** YOUR TASK **
Reproduce the entries from the one containing "y-tick-label: 0.4 [491, 1012, 511, 1027]" through the one containing "legend-label-suffix: =5 [753, 50, 770, 64]", both included, and nothing else.

** STORED DATA **
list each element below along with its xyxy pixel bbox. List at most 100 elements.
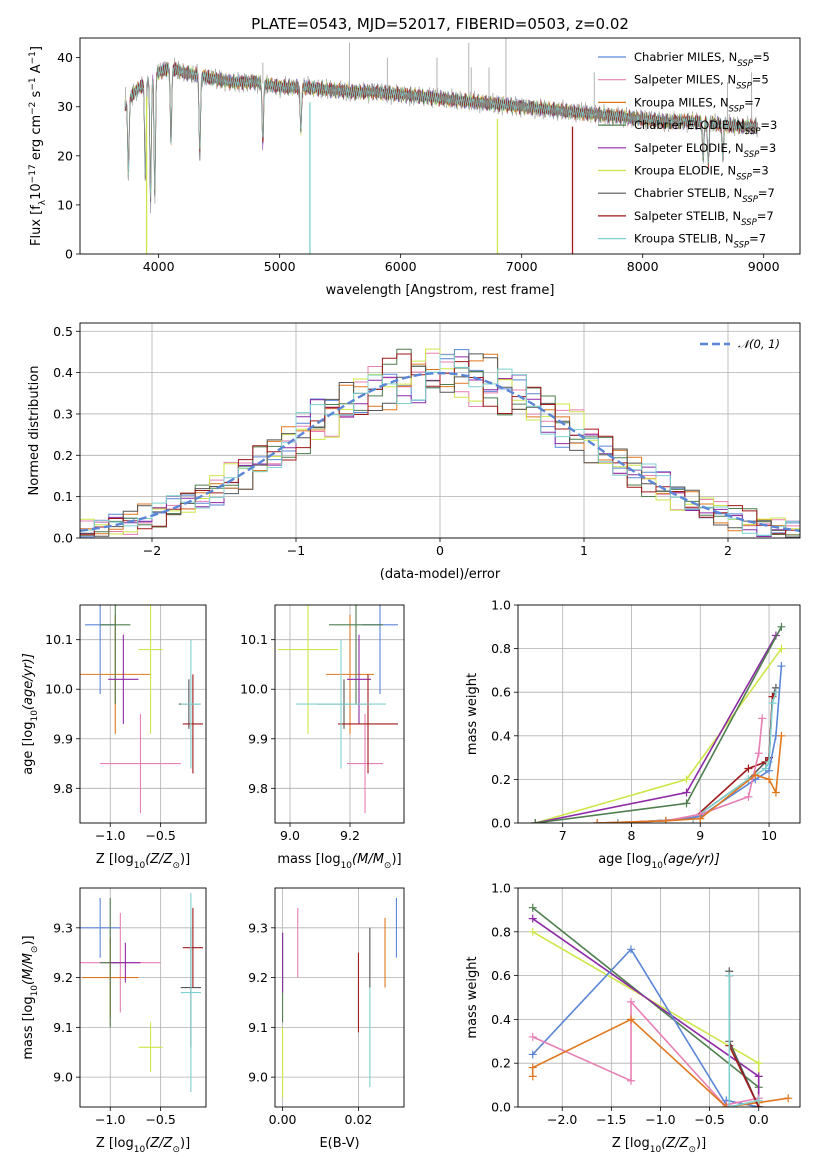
y-tick-label: 0.4 [491, 1012, 511, 1027]
y-tick-label: 0.0 [491, 816, 511, 831]
chart-mass_vs_ebv: 0.00 0.02 9.0 9.1 9.2 9.3 E(B-V) [248, 887, 405, 1151]
y-tick-label: 0.6 [491, 968, 511, 983]
y-axis-label: Flux [fλ10−17 erg cm−2 s−1 A−1] [28, 46, 48, 246]
x-tick-label: −0.5 [145, 1112, 175, 1127]
legend-label-suffix: =7 [757, 209, 774, 223]
x-axis-label: wavelength [Angstrom, rest frame] [326, 283, 555, 298]
mass-weight-marker [777, 622, 786, 631]
legend-label-suffix: =5 [753, 50, 770, 64]
mass-weight-marker [661, 816, 670, 823]
y-axis-label-part: −2 [28, 102, 38, 115]
y-tick-label: 30 [57, 99, 73, 114]
mass-weight-marker [777, 662, 786, 671]
x-tick-label: 5000 [264, 259, 296, 274]
x-axis-label-part: ⊙ [172, 1145, 180, 1155]
y-axis-label-part: −1 [28, 77, 38, 90]
x-axis-label-part: ⊙ [384, 861, 392, 871]
mass-weight-marker [682, 775, 691, 784]
legend-label-text: Chabrier STELIB, N [634, 186, 742, 200]
legend-label: Salpeter ELODIE, NSSP=3 [634, 141, 776, 160]
legend-label-text: Salpeter ELODIE, N [634, 141, 744, 155]
legend-label: Chabrier STELIB, NSSP=7 [634, 186, 775, 205]
chart-age_vs_mass: 9.0 9.2 9.8 9.9 10.0 10.1 mass [log10(M/M⊙)] [240, 604, 405, 871]
legend-label: Kroupa STELIB, NSSP=7 [634, 232, 766, 251]
chart-residuals: −2 −1 0 1 2 0.0 0.1 0.2 0.3 0.4 0.5 (data-model)/er… [27, 322, 801, 582]
mass-weight-marker [626, 1015, 635, 1024]
y-tick-label: 0.0 [53, 531, 73, 546]
mass-weight-marker [528, 1072, 537, 1081]
y-axis-label-part: 10 [30, 710, 40, 722]
plot-area [531, 622, 786, 823]
axes-frame [274, 604, 405, 824]
y-tick-label: 0.4 [53, 365, 73, 380]
y-tick-label: 9.0 [248, 1070, 268, 1085]
x-axis-label: Z [log10(Z/Z⊙)] [96, 852, 190, 871]
axes-frame [79, 322, 801, 539]
mass-weight-line [532, 999, 759, 1107]
x-tick-label: 9 [696, 828, 704, 843]
plot-area [80, 605, 203, 814]
mass-weight-marker [593, 819, 602, 823]
x-tick-label: −1.0 [95, 828, 125, 843]
mass-weight-line [728, 975, 760, 1107]
mass-weight-marker [528, 903, 537, 912]
chart-age_vs_Z: −1.0 −0.59.89.910.010.1Z [log10(Z/Z⊙)]age… [21, 604, 207, 871]
mass-weight-marker [682, 799, 691, 808]
mass-weight-marker [696, 814, 705, 823]
mass-weight-marker [758, 714, 767, 723]
y-tick-label: 0.0 [491, 1100, 511, 1115]
legend-label-text: Chabrier ELODIE, N [634, 118, 745, 132]
legend-label-text: Kroupa ELODIE, N [634, 164, 736, 178]
x-axis-label: (data-model)/error [380, 567, 501, 582]
axes-frame [517, 887, 801, 1108]
y-axis-label-part: (M/M [21, 953, 36, 985]
mass-weight-marker [528, 914, 537, 923]
x-axis-label: Z [log10(Z/Z⊙)] [612, 1136, 706, 1155]
mass-weight-line [617, 687, 777, 823]
x-tick-label: −0.5 [694, 1112, 724, 1127]
mass-weight-marker [784, 1094, 793, 1103]
y-tick-label: 10.0 [240, 682, 268, 697]
y-axis-label-part: 10 [30, 985, 40, 997]
y-axis-label-part: λ [38, 199, 48, 205]
y-axis-label-part: ⊙ [30, 946, 40, 954]
plot-area [124, 38, 758, 254]
y-tick-label: 0.2 [491, 1056, 511, 1071]
x-tick-label: 0.00 [269, 1112, 297, 1127]
legend-label-text: Kroupa STELIB, N [634, 232, 734, 246]
y-tick-label: 9.3 [248, 920, 268, 935]
y-axis-label-part: s [29, 90, 44, 101]
y-tick-label: 40 [57, 50, 73, 65]
mass-weight-marker [754, 1096, 763, 1105]
legend-label: Chabrier ELODIE, NSSP=3 [634, 118, 777, 137]
x-axis-label-part: 10 [650, 1145, 662, 1155]
x-axis-label-part: Z [log [96, 1136, 134, 1151]
y-axis-label-part: age [log [21, 722, 36, 775]
y-tick-label: 9.2 [53, 970, 73, 985]
axes-frame [517, 604, 801, 824]
mass-weight-marker [754, 1072, 763, 1081]
chart-massweight_vs_Z: −2.0 −1.5 −1.0 −0.5 0.0 0.0 0.2 0.4 0.6 0.8 1.0 Z [… [465, 881, 801, 1155]
x-axis-label-part: mass [log [277, 852, 340, 867]
x-axis-label-part: (M/M [352, 852, 384, 867]
x-tick-label: 7 [559, 828, 567, 843]
y-tick-label: 10.1 [45, 632, 73, 647]
mass-weight-marker [528, 1032, 537, 1041]
y-axis-label: Normed distribution [27, 366, 42, 496]
mass-weight-line [617, 691, 777, 823]
x-tick-label: 9000 [748, 259, 780, 274]
chart-title: PLATE=0543, MJD=52017, FIBERID=0503, z=0… [251, 15, 629, 33]
y-tick-label: 0.2 [53, 448, 73, 463]
normal-curve [80, 371, 800, 532]
legend-label: Chabrier MILES, NSSP=5 [634, 50, 770, 69]
y-tick-label: 9.0 [53, 1070, 73, 1085]
legend-label-sub: SSP [736, 82, 752, 92]
x-axis-label-part: (Z/Z [145, 852, 173, 867]
y-tick-label: 9.1 [248, 1020, 268, 1035]
x-axis-label-part: Z [log [612, 1136, 650, 1151]
plot-area [528, 903, 793, 1107]
y-tick-label: 0.1 [53, 489, 73, 504]
legend: 𝒩(0, 1) [700, 337, 780, 351]
mass-weight-marker [613, 819, 622, 823]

** TASK ANSWER **
y-tick-label: 0.4 [491, 1012, 511, 1027]
y-tick-label: 0.0 [491, 816, 511, 831]
chart-mass_vs_ebv: 0.00 0.02 9.0 9.1 9.2 9.3 E(B-V) [248, 887, 405, 1151]
y-tick-label: 0.6 [491, 968, 511, 983]
y-axis-label: Flux [fλ10−17 erg cm−2 s−1 A−1] [28, 46, 48, 246]
x-tick-label: −0.5 [145, 1112, 175, 1127]
legend-label-suffix: =7 [757, 209, 774, 223]
x-axis-label: wavelength [Angstrom, rest frame] [326, 283, 555, 298]
mass-weight-marker [777, 622, 786, 631]
legend-label-suffix: =5 [753, 50, 770, 64]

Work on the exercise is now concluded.